> Task statement
From the entries that follow, gather each line holding the word "Nobilis".

# Start of Data to process

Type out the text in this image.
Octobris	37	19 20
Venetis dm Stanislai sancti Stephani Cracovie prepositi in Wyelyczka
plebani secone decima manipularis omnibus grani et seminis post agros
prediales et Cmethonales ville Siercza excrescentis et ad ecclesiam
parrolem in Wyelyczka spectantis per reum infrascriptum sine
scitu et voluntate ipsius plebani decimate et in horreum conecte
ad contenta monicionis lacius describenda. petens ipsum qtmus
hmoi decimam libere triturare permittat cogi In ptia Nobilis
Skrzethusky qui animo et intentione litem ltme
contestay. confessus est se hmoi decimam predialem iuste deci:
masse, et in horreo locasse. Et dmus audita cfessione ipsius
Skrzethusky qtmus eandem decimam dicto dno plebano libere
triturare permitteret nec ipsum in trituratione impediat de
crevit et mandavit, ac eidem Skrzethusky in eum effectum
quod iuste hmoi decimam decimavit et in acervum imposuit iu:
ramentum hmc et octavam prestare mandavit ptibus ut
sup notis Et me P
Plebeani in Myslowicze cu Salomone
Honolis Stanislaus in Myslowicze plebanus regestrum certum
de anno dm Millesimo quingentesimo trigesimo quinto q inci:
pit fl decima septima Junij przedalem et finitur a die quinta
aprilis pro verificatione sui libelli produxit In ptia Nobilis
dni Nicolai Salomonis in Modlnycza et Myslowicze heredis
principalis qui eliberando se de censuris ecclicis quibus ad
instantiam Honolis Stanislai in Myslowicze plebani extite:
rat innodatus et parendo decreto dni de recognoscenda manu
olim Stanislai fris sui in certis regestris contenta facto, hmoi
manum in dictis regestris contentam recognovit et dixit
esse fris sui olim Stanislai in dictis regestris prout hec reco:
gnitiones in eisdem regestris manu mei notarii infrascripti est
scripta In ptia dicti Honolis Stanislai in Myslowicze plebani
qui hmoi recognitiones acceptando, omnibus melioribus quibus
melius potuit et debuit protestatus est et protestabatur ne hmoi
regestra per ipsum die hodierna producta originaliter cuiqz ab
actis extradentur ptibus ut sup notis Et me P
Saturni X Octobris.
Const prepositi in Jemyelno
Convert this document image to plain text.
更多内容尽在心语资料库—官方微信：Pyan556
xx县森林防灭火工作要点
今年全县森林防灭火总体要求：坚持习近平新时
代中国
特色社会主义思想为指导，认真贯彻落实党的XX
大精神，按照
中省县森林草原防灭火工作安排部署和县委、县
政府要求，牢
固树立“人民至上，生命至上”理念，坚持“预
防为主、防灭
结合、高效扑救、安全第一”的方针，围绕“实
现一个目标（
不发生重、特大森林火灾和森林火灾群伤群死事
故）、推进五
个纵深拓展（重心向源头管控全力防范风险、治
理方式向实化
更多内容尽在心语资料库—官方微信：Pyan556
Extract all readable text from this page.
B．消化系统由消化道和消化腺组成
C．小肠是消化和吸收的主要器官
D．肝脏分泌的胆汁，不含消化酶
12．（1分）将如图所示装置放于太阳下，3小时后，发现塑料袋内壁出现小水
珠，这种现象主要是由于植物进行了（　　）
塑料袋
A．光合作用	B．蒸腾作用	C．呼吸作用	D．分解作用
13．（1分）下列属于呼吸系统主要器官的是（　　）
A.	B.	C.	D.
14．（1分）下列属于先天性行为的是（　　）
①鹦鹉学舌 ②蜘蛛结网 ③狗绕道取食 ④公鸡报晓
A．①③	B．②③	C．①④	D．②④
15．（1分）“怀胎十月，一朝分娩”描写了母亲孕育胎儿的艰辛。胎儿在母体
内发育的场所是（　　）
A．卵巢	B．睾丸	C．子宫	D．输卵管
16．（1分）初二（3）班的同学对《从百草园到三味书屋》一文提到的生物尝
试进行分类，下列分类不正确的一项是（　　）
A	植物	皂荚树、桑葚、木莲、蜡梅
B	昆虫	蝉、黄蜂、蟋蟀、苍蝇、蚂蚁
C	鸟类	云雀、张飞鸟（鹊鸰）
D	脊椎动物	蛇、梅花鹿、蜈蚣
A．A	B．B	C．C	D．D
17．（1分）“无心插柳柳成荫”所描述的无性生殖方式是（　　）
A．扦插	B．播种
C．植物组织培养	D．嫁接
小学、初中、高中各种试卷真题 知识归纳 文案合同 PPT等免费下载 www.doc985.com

# End of Data to process

> Finished answer
hmoi decimam libere triturare permittat cogi In ptia Nobilis
aprilis pro verificatione sui libelli produxit In ptia Nobilis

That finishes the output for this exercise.